Figure record extracts
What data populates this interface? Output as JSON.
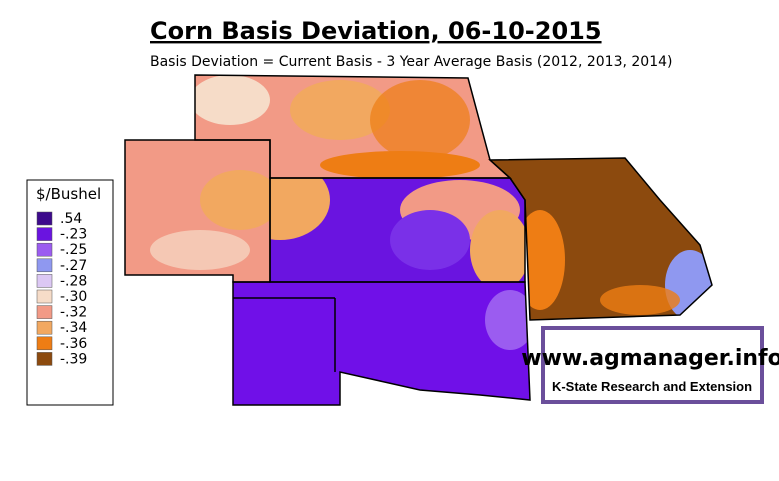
{
  "header": {
    "title": "Corn Basis Deviation, 06-10-2015",
    "subtitle": "Basis Deviation = Current Basis - 3 Year Average Basis (2012, 2013, 2014)"
  },
  "legend": {
    "title": "$/Bushel",
    "items": [
      {
        "label": ".54",
        "color": "#3d0a8c"
      },
      {
        "label": "-.23",
        "color": "#6a14e0"
      },
      {
        "label": "-.25",
        "color": "#9b5cf0"
      },
      {
        "label": "-.27",
        "color": "#8f98f0"
      },
      {
        "label": "-.28",
        "color": "#dcc8f4"
      },
      {
        "label": "-.30",
        "color": "#f6dcc8"
      },
      {
        "label": "-.32",
        "color": "#f29a86"
      },
      {
        "label": "-.34",
        "color": "#f2a860"
      },
      {
        "label": "-.36",
        "color": "#ee7d14"
      },
      {
        "label": "-.39",
        "color": "#8c4a0e"
      }
    ]
  },
  "logo": {
    "url": "www.agmanager.info",
    "org": "K-State Research and Extension"
  }
}
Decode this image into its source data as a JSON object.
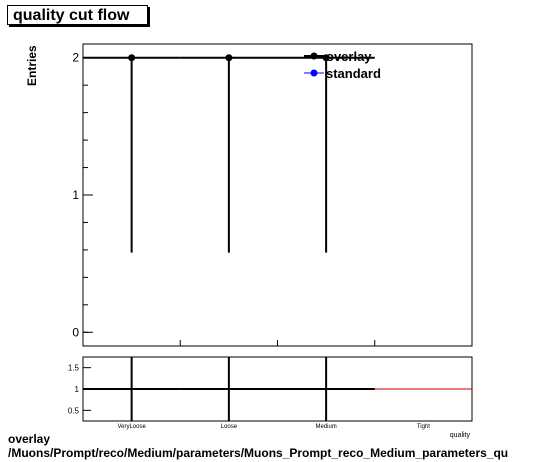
{
  "title": "quality cut flow",
  "ylabel": "Entries",
  "xlabel": "quality",
  "footer": {
    "line1": "overlay",
    "line2": "/Muons/Prompt/reco/Medium/parameters/Muons_Prompt_reco_Medium_parameters_qu"
  },
  "chart_data": [
    {
      "type": "line",
      "panel": "main",
      "categories": [
        "VeryLoose",
        "Loose",
        "Medium",
        "Tight"
      ],
      "series": [
        {
          "name": "overlay",
          "color": "#000000",
          "values": [
            2,
            2,
            2,
            null
          ],
          "error_low": [
            0.58,
            0.58,
            0.58,
            null
          ],
          "error_high": [
            2.0,
            2.0,
            2.0,
            null
          ]
        },
        {
          "name": "standard",
          "color": "#0000ff",
          "values": [
            2,
            2,
            2,
            null
          ]
        }
      ],
      "yticks": [
        0,
        1,
        2
      ],
      "ylim": [
        -0.1,
        2.1
      ],
      "legend": "top-right"
    },
    {
      "type": "line",
      "panel": "ratio",
      "categories": [
        "VeryLoose",
        "Loose",
        "Medium",
        "Tight"
      ],
      "series": [
        {
          "name": "ratio",
          "color": "#000000",
          "values": [
            1,
            1,
            1,
            null
          ]
        }
      ],
      "reference_line": {
        "value": 1,
        "color": "#cc0000"
      },
      "yticks": [
        0.5,
        1,
        1.5
      ],
      "ylim": [
        0.25,
        1.75
      ]
    }
  ]
}
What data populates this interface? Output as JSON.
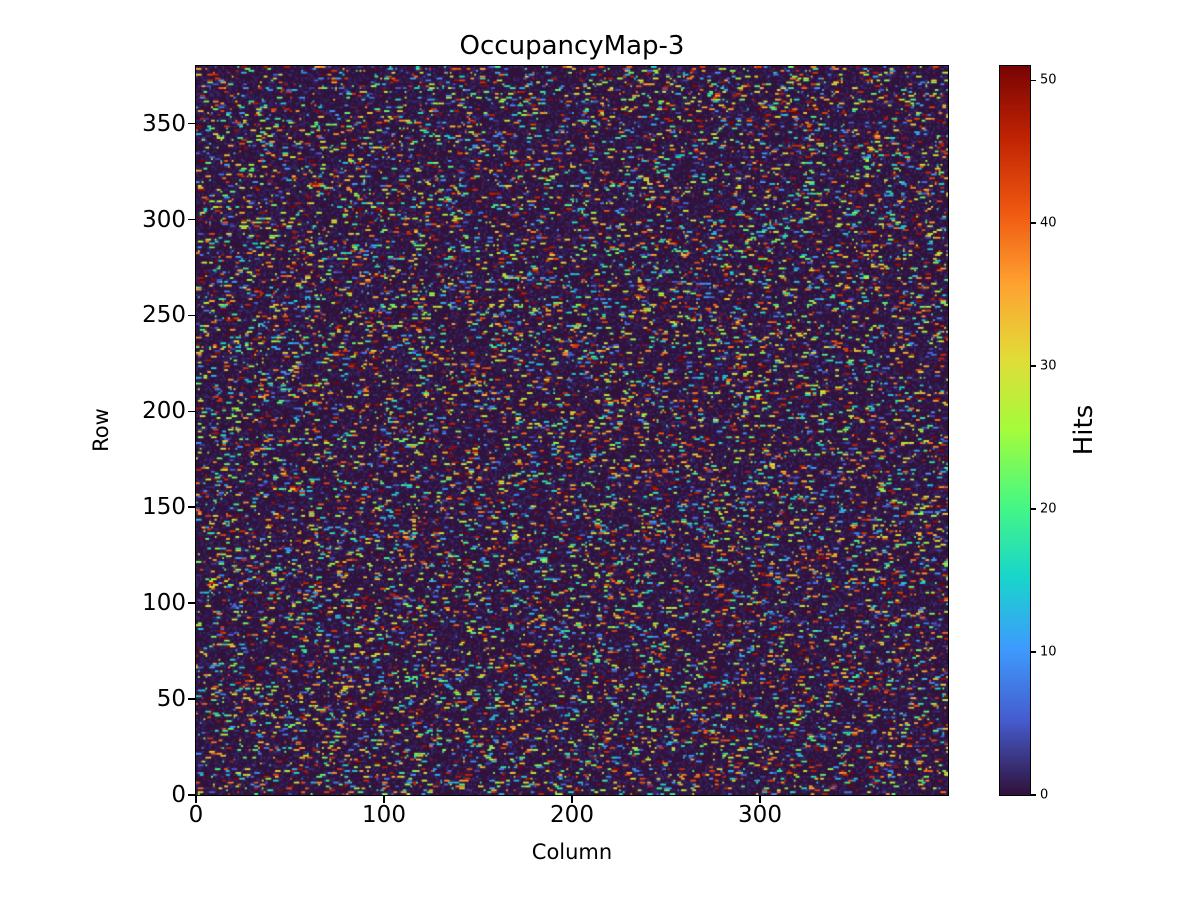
{
  "chart_data": {
    "type": "heatmap",
    "title": "OccupancyMap-3",
    "xlabel": "Column",
    "ylabel": "Row",
    "x_range": [
      0,
      400
    ],
    "y_range": [
      0,
      380
    ],
    "grid": {
      "columns": 400,
      "rows": 380
    },
    "x_ticks": [
      "0",
      "100",
      "200",
      "300"
    ],
    "y_ticks": [
      "0",
      "50",
      "100",
      "150",
      "200",
      "250",
      "300",
      "350"
    ],
    "colorbar": {
      "label": "Hits",
      "min": 0,
      "max": 51,
      "ticks": [
        "0",
        "10",
        "20",
        "30",
        "40",
        "50"
      ],
      "position": "right"
    },
    "colormap": {
      "name": "turbo",
      "low_hex": "#30123b",
      "high_hex": "#7a0403",
      "stops": [
        [
          48,
          18,
          59
        ],
        [
          69,
          91,
          205
        ],
        [
          62,
          155,
          254
        ],
        [
          24,
          214,
          203
        ],
        [
          72,
          248,
          130
        ],
        [
          164,
          252,
          59
        ],
        [
          226,
          220,
          56
        ],
        [
          254,
          163,
          49
        ],
        [
          239,
          89,
          17
        ],
        [
          194,
          36,
          3
        ],
        [
          122,
          4,
          3
        ]
      ]
    },
    "grid_lines": "off",
    "legend": "none",
    "data_description": "Sparse random occupancy map: dark near-zero background with short horizontal clusters of 1-51 hits scattered uniformly across a 400x380 pixel matrix.",
    "generator": {
      "seed": 3,
      "hit_density": 0.1,
      "background_noise_density": 0.35,
      "max_dash_cells": 3
    }
  }
}
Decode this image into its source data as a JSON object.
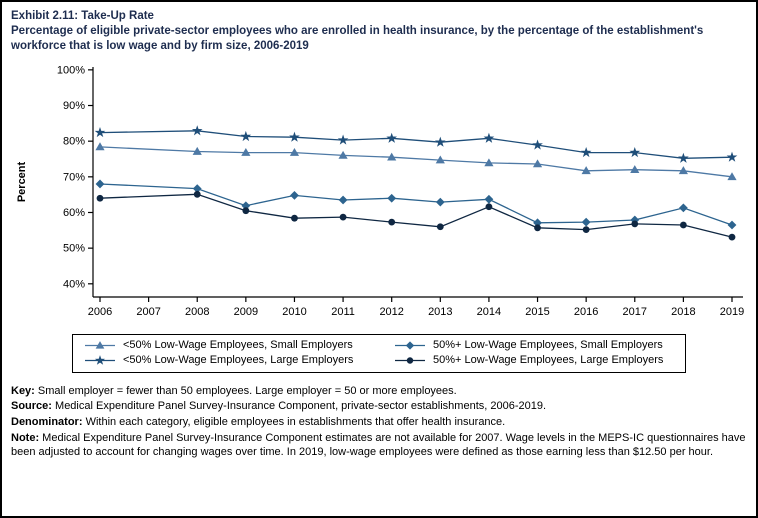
{
  "header": {
    "title": "Exhibit 2.11: Take-Up Rate",
    "subtitle": "Percentage of eligible private-sector employees who are enrolled in health insurance, by the percentage of the establishment's workforce that is low wage and by firm size, 2006-2019"
  },
  "chart_data": {
    "type": "line",
    "title": "Exhibit 2.11: Take-Up Rate",
    "xlabel": "",
    "ylabel": "Percent",
    "ylim": [
      40,
      100
    ],
    "ytick_step": 10,
    "ytick_suffix": "%",
    "grid": false,
    "legend_position": "bottom-box",
    "years": [
      2006,
      2007,
      2008,
      2009,
      2010,
      2011,
      2012,
      2013,
      2014,
      2015,
      2016,
      2017,
      2018,
      2019
    ],
    "missing_years": [
      2007
    ],
    "series": [
      {
        "name": "<50% Low-Wage Employees, Small Employers",
        "marker": "triangle",
        "color": "#4e79a5",
        "values": [
          78.4,
          null,
          77.1,
          76.8,
          76.8,
          76.0,
          75.5,
          74.7,
          73.9,
          73.6,
          71.7,
          72.0,
          71.7,
          70.0
        ]
      },
      {
        "name": "<50% Low-Wage Employees, Large Employers",
        "marker": "star",
        "color": "#1f4e79",
        "values": [
          82.4,
          null,
          82.9,
          81.3,
          81.1,
          80.3,
          80.8,
          79.7,
          80.8,
          78.9,
          76.8,
          76.8,
          75.2,
          75.5
        ]
      },
      {
        "name": "50%+ Low-Wage Employees, Small Employers",
        "marker": "diamond",
        "color": "#2d648f",
        "values": [
          68.0,
          null,
          66.7,
          61.9,
          64.8,
          63.5,
          64.0,
          62.9,
          63.7,
          57.1,
          57.3,
          57.9,
          61.3,
          56.5
        ]
      },
      {
        "name": "50%+ Low-Wage Employees, Large Employers",
        "marker": "circle",
        "color": "#0f2742",
        "values": [
          64.0,
          null,
          65.1,
          60.5,
          58.4,
          58.7,
          57.3,
          56.0,
          61.6,
          55.7,
          55.2,
          56.8,
          56.5,
          53.1
        ]
      }
    ],
    "legend_order": [
      0,
      2,
      1,
      3
    ]
  },
  "footer": {
    "items": [
      {
        "label": "Key:",
        "text": "Small employer = fewer than 50 employees. Large employer = 50 or more employees."
      },
      {
        "label": "Source:",
        "text": "Medical Expenditure Panel Survey-Insurance Component, private-sector establishments, 2006-2019."
      },
      {
        "label": "Denominator:",
        "text": "Within each category, eligible employees in establishments that offer health insurance."
      },
      {
        "label": "Note:",
        "text": "Medical Expenditure Panel Survey-Insurance Component estimates are not available for 2007. Wage levels in the MEPS-IC questionnaires have been adjusted to account for changing wages over time. In 2019, low-wage employees were defined as those earning less than $12.50 per hour."
      }
    ]
  }
}
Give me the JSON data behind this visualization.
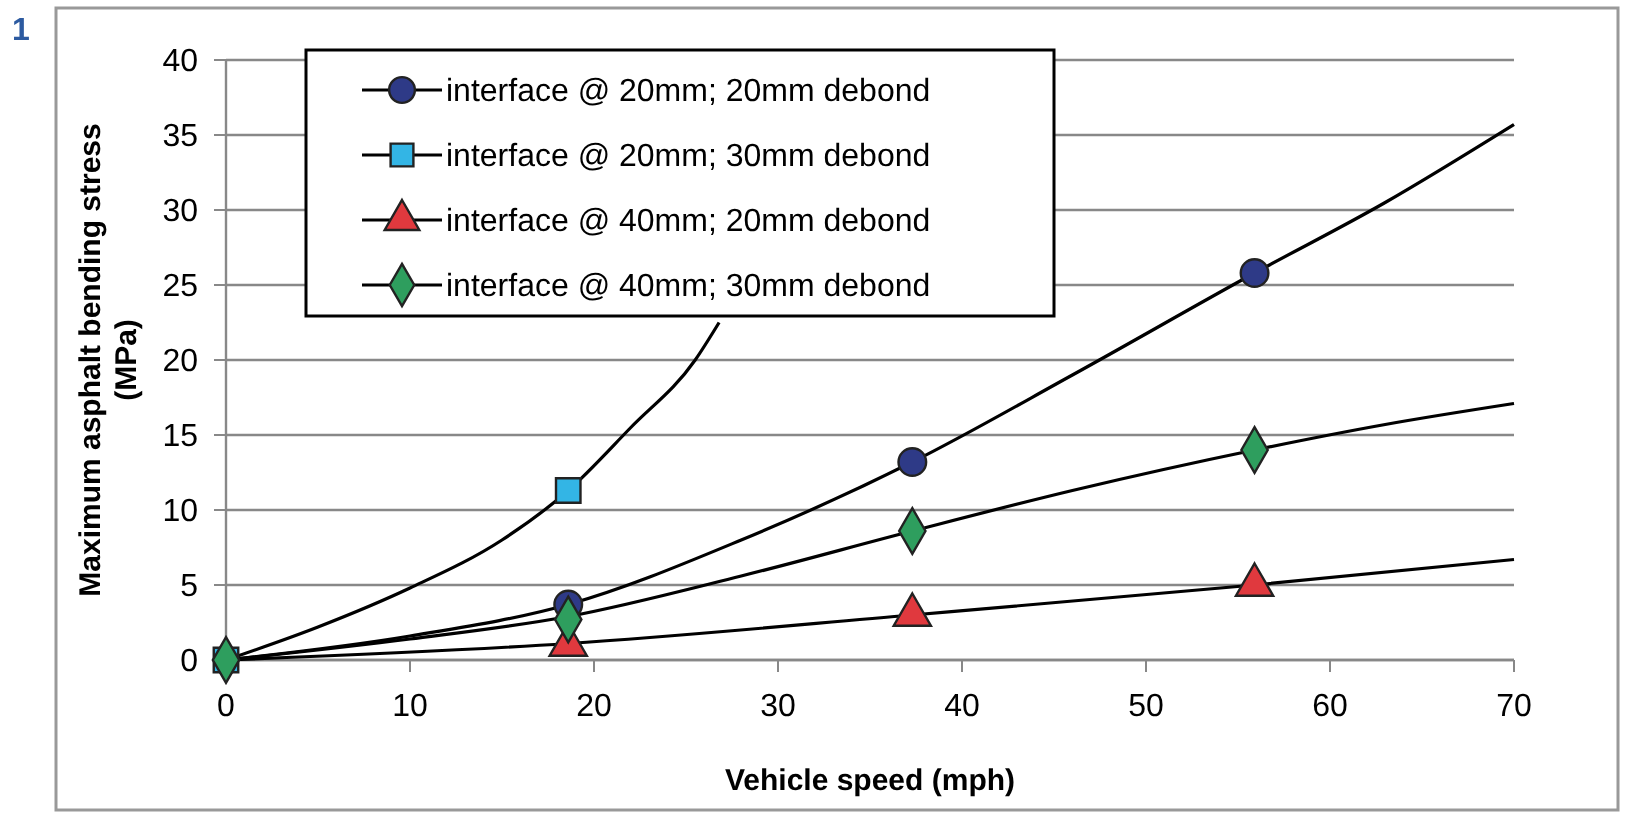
{
  "chart_data": {
    "type": "scatter",
    "xlabel": "Vehicle speed (mph)",
    "ylabel": "Maximum asphalt bending stress (MPa)",
    "annotations": [
      "1"
    ],
    "xlim": [
      0,
      70
    ],
    "xticks": [
      0,
      10,
      20,
      30,
      40,
      50,
      60,
      70
    ],
    "ylim": [
      0,
      40
    ],
    "yticks": [
      0,
      5,
      10,
      15,
      20,
      25,
      30,
      35,
      40
    ],
    "grid": "y",
    "legend": "top left",
    "series": [
      {
        "type": "line",
        "color": "#000000",
        "marker": "none",
        "x": [
          0,
          10,
          18.6,
          28,
          37.3,
          46,
          55.9,
          63,
          70
        ],
        "values": [
          0,
          1.6,
          3.7,
          8,
          13.2,
          19,
          25.8,
          30.5,
          35.7
        ]
      },
      {
        "type": "line",
        "color": "#000000",
        "marker": "none",
        "x": [
          0,
          5,
          10,
          15,
          18.6,
          22,
          25.5,
          26.8
        ],
        "values": [
          0,
          2.2,
          4.8,
          8,
          11.3,
          15.5,
          20,
          22.5
        ]
      },
      {
        "type": "line",
        "color": "#000000",
        "marker": "none",
        "x": [
          0,
          18.6,
          37.3,
          55.9,
          70
        ],
        "values": [
          0,
          1.1,
          3,
          5,
          6.7
        ]
      },
      {
        "type": "line",
        "color": "#000000",
        "marker": "none",
        "x": [
          0,
          10,
          18.6,
          28,
          37.3,
          46,
          55.9,
          63,
          70
        ],
        "values": [
          0,
          1.4,
          2.9,
          5.6,
          8.6,
          11.3,
          14,
          15.7,
          17.1
        ]
      },
      {
        "name": "interface @ 20mm; 20mm debond",
        "color": "#2e3a87",
        "marker": "circle",
        "x": [
          18.6,
          37.3,
          55.9
        ],
        "values": [
          3.7,
          13.2,
          25.8
        ]
      },
      {
        "name": "interface @ 20mm; 30mm debond",
        "color": "#33b5e5",
        "marker": "square",
        "x": [
          0,
          18.6
        ],
        "values": [
          0,
          11.3
        ]
      },
      {
        "name": "interface @ 40mm; 20mm debond",
        "color": "#e0393e",
        "marker": "triangle",
        "x": [
          18.6,
          37.3,
          55.9
        ],
        "values": [
          1,
          3,
          5
        ]
      },
      {
        "name": "interface @ 40mm; 30mm debond",
        "color": "#2e9e5e",
        "marker": "diamond",
        "x": [
          0,
          18.6,
          37.3,
          55.9
        ],
        "values": [
          0,
          2.7,
          8.6,
          14
        ]
      }
    ]
  }
}
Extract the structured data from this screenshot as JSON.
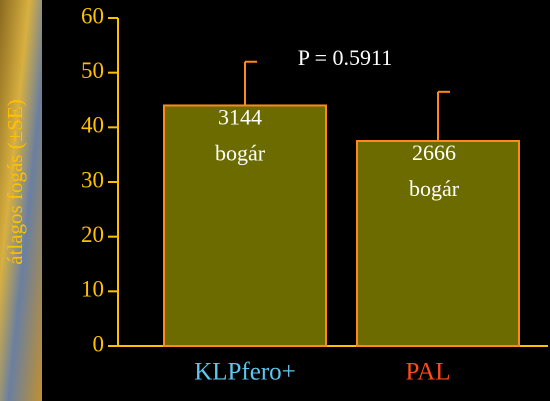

* Written problem *
Identify all lines where the word "Large" shows up. Copy them.

* Exercise response *
        "name": "<50% Low-Wage Employees, Large Employers",
        "name": "50%+ Low-Wage Employees, Large Employers",
        "text": "Small employer = fewer than 50 employees. Large employer = 50 or more employees."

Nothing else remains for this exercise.